*DIRECTIONS:* In the listing below, find every line containing "JSON" and copy it out.

- - - -

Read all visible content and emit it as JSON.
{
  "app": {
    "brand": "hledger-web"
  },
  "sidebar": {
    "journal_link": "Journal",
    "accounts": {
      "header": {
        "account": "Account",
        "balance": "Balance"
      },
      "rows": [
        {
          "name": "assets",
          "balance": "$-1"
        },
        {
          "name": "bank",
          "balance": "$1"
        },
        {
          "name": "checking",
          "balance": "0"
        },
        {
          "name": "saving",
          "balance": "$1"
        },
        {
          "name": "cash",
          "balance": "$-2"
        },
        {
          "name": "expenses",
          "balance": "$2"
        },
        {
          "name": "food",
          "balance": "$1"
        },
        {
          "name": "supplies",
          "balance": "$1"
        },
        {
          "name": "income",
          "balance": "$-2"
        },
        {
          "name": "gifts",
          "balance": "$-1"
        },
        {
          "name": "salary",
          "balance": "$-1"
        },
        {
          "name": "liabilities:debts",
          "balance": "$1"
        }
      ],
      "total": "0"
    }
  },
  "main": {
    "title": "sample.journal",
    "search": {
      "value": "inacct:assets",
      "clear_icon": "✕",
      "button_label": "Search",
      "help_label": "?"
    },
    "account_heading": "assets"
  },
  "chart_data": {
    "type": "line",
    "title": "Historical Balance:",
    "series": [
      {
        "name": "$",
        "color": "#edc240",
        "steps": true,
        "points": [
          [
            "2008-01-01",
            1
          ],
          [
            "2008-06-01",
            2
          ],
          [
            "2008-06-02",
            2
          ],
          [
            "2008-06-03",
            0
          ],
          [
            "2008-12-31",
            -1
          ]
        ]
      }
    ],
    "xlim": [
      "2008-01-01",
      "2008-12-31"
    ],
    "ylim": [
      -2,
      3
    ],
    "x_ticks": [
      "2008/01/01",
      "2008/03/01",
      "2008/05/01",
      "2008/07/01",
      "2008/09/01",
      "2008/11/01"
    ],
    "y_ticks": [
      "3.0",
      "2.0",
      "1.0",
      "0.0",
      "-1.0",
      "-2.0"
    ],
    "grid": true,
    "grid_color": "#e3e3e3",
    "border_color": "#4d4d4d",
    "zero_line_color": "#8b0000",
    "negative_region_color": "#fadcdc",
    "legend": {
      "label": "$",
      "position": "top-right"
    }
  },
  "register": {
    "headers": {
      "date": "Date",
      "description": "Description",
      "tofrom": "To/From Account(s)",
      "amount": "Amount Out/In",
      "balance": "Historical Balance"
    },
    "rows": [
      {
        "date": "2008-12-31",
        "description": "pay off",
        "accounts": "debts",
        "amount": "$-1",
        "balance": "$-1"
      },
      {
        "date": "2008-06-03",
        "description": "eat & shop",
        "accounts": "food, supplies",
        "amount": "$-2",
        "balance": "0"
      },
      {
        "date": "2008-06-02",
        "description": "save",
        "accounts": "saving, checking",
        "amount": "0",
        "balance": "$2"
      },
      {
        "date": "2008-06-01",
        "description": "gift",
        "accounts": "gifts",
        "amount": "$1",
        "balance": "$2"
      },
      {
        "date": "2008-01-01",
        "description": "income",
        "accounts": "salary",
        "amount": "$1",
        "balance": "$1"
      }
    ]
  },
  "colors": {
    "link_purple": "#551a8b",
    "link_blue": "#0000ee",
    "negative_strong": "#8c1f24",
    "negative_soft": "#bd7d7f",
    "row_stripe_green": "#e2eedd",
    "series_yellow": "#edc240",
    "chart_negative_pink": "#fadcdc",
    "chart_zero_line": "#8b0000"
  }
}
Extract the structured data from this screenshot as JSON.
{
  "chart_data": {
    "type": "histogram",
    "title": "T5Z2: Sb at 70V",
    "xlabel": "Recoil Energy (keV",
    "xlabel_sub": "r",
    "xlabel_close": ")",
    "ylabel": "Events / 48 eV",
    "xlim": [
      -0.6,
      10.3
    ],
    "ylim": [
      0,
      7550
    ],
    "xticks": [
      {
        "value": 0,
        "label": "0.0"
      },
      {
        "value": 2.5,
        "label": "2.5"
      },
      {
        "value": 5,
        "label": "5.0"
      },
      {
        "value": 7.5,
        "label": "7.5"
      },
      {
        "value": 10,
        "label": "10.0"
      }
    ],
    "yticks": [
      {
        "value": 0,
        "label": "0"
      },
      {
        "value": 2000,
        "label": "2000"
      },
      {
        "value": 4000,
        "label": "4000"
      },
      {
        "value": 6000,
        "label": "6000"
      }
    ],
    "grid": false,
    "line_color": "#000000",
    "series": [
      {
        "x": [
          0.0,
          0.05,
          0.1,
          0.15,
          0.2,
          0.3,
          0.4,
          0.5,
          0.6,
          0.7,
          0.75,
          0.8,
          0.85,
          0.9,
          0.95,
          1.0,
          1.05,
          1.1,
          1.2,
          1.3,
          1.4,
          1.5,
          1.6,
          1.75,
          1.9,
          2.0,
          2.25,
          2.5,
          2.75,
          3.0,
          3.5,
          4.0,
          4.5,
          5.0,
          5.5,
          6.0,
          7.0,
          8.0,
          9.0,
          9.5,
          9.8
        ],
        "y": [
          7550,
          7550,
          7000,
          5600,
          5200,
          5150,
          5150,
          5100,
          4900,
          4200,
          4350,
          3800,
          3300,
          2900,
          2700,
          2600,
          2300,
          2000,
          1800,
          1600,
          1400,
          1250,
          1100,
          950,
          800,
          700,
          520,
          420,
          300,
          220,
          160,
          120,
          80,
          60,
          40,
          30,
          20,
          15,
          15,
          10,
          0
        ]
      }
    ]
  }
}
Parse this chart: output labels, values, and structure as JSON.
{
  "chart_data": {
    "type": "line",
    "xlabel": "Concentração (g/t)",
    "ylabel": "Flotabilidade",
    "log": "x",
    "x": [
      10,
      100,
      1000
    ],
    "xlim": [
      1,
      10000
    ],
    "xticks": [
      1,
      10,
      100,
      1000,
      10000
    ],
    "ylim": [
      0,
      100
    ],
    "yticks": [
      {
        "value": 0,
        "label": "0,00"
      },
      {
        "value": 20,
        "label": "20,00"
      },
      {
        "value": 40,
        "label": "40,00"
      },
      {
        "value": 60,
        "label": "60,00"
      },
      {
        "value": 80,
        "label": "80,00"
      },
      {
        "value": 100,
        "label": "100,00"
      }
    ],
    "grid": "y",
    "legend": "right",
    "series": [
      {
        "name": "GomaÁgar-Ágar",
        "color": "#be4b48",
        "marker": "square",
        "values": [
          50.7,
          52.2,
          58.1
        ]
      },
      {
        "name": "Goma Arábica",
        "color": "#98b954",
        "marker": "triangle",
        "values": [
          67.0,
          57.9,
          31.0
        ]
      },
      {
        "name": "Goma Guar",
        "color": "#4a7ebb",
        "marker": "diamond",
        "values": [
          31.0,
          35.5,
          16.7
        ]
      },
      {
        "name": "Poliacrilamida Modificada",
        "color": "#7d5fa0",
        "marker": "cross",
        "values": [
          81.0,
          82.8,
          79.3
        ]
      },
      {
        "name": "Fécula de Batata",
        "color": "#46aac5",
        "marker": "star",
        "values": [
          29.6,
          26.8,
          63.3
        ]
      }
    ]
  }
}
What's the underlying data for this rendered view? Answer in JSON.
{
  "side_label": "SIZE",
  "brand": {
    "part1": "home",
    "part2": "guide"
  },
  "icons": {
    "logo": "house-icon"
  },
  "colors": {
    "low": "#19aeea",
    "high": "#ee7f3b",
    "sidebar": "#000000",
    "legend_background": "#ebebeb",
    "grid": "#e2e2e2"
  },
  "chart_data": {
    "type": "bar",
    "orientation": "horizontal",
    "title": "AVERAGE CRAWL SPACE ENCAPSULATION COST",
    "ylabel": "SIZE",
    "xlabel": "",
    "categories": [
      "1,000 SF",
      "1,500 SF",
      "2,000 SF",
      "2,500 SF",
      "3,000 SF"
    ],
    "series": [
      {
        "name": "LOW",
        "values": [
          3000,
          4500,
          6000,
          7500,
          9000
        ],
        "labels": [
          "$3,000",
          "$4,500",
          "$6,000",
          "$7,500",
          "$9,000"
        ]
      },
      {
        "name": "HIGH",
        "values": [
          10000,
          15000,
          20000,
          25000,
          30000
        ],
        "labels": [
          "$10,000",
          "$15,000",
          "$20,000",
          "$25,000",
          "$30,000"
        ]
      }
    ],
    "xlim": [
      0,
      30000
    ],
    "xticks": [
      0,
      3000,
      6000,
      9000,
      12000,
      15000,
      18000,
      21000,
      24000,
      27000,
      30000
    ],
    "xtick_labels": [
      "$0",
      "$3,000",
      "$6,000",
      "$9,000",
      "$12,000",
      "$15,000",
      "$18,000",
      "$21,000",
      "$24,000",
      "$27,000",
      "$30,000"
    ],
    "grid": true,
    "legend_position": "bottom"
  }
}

- - - -

*COMPLETE OUTPUT:*
Read all visible content and emit it as JSON.
Extract the structured data from this screenshot as JSON.
Parse this chart: output labels, values, and structure as JSON.
What's the underlying data for this rendered view? Answer in JSON.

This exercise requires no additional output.